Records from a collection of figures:
#####
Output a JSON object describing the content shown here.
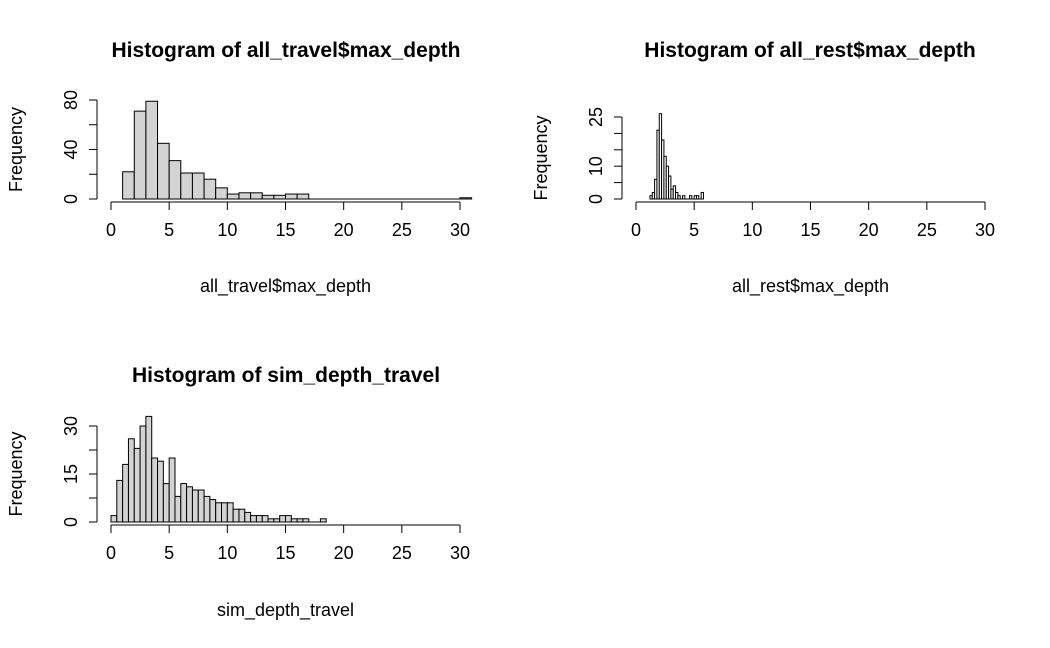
{
  "chart_data": [
    {
      "type": "bar",
      "title": "Histogram of all_travel$max_depth",
      "xlabel": "all_travel$max_depth",
      "ylabel": "Frequency",
      "xlim": [
        0,
        30
      ],
      "ylim": [
        0,
        80
      ],
      "x_ticks": [
        "0",
        "5",
        "10",
        "15",
        "20",
        "25",
        "30"
      ],
      "y_ticks": [
        "0",
        "40",
        "80"
      ],
      "bin_width": 1,
      "bin_edges": [
        1,
        2,
        3,
        4,
        5,
        6,
        7,
        8,
        9,
        10,
        11,
        12,
        13,
        14,
        15,
        16,
        17,
        30,
        31
      ],
      "values": [
        22,
        71,
        79,
        45,
        31,
        21,
        21,
        16,
        9,
        4,
        5,
        5,
        3,
        3,
        4,
        4,
        0,
        1
      ],
      "bar_fill": "#d3d3d3",
      "grid": false,
      "legend": "none"
    },
    {
      "type": "bar",
      "title": "Histogram of all_rest$max_depth",
      "xlabel": "all_rest$max_depth",
      "ylabel": "Frequency",
      "xlim": [
        0,
        30
      ],
      "ylim": [
        0,
        25
      ],
      "x_ticks": [
        "0",
        "5",
        "10",
        "15",
        "20",
        "25",
        "30"
      ],
      "y_ticks": [
        "0",
        "10",
        "25"
      ],
      "bin_width": 0.2,
      "bin_start": 1.2,
      "values": [
        1,
        2,
        6,
        21,
        26,
        18,
        13,
        10,
        7,
        3,
        4,
        2,
        1,
        0,
        1,
        0,
        0,
        1,
        0,
        1,
        1,
        0,
        2
      ],
      "bar_fill": "#ffffff",
      "grid": false,
      "legend": "none"
    },
    {
      "type": "bar",
      "title": "Histogram of sim_depth_travel",
      "xlabel": "sim_depth_travel",
      "ylabel": "Frequency",
      "xlim": [
        0,
        30
      ],
      "ylim": [
        0,
        30
      ],
      "x_ticks": [
        "0",
        "5",
        "10",
        "15",
        "20",
        "25",
        "30"
      ],
      "y_ticks": [
        "0",
        "15",
        "30"
      ],
      "bin_width": 0.5,
      "bin_start": 0,
      "values": [
        2,
        13,
        18,
        26,
        23,
        30,
        33,
        20,
        19,
        12,
        20,
        8,
        12,
        11,
        10,
        10,
        8,
        7,
        6,
        6,
        6,
        4,
        4,
        3,
        2,
        2,
        2,
        1,
        1,
        2,
        2,
        1,
        1,
        1,
        0,
        0,
        1
      ],
      "bar_fill": "#d3d3d3",
      "grid": false,
      "legend": "none"
    }
  ]
}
#####
Every line should be retyped exactly, with the pictures omitted.

◆ **ANSWER BELOW**:
Output a JSON object describing the content shown here.
{
  "chart_data": [
    {
      "type": "bar",
      "title": "Histogram of all_travel$max_depth",
      "xlabel": "all_travel$max_depth",
      "ylabel": "Frequency",
      "xlim": [
        0,
        30
      ],
      "ylim": [
        0,
        80
      ],
      "x_ticks": [
        "0",
        "5",
        "10",
        "15",
        "20",
        "25",
        "30"
      ],
      "y_ticks": [
        "0",
        "40",
        "80"
      ],
      "bin_width": 1,
      "bin_edges": [
        1,
        2,
        3,
        4,
        5,
        6,
        7,
        8,
        9,
        10,
        11,
        12,
        13,
        14,
        15,
        16,
        17,
        30,
        31
      ],
      "values": [
        22,
        71,
        79,
        45,
        31,
        21,
        21,
        16,
        9,
        4,
        5,
        5,
        3,
        3,
        4,
        4,
        0,
        1
      ],
      "bar_fill": "#d3d3d3",
      "grid": false,
      "legend": "none"
    },
    {
      "type": "bar",
      "title": "Histogram of all_rest$max_depth",
      "xlabel": "all_rest$max_depth",
      "ylabel": "Frequency",
      "xlim": [
        0,
        30
      ],
      "ylim": [
        0,
        25
      ],
      "x_ticks": [
        "0",
        "5",
        "10",
        "15",
        "20",
        "25",
        "30"
      ],
      "y_ticks": [
        "0",
        "10",
        "25"
      ],
      "bin_width": 0.2,
      "bin_start": 1.2,
      "values": [
        1,
        2,
        6,
        21,
        26,
        18,
        13,
        10,
        7,
        3,
        4,
        2,
        1,
        0,
        1,
        0,
        0,
        1,
        0,
        1,
        1,
        0,
        2
      ],
      "bar_fill": "#ffffff",
      "grid": false,
      "legend": "none"
    },
    {
      "type": "bar",
      "title": "Histogram of sim_depth_travel",
      "xlabel": "sim_depth_travel",
      "ylabel": "Frequency",
      "xlim": [
        0,
        30
      ],
      "ylim": [
        0,
        30
      ],
      "x_ticks": [
        "0",
        "5",
        "10",
        "15",
        "20",
        "25",
        "30"
      ],
      "y_ticks": [
        "0",
        "15",
        "30"
      ],
      "bin_width": 0.5,
      "bin_start": 0,
      "values": [
        2,
        13,
        18,
        26,
        23,
        30,
        33,
        20,
        19,
        12,
        20,
        8,
        12,
        11,
        10,
        10,
        8,
        7,
        6,
        6,
        6,
        4,
        4,
        3,
        2,
        2,
        2,
        1,
        1,
        2,
        2,
        1,
        1,
        1,
        0,
        0,
        1
      ],
      "bar_fill": "#d3d3d3",
      "grid": false,
      "legend": "none"
    }
  ]
}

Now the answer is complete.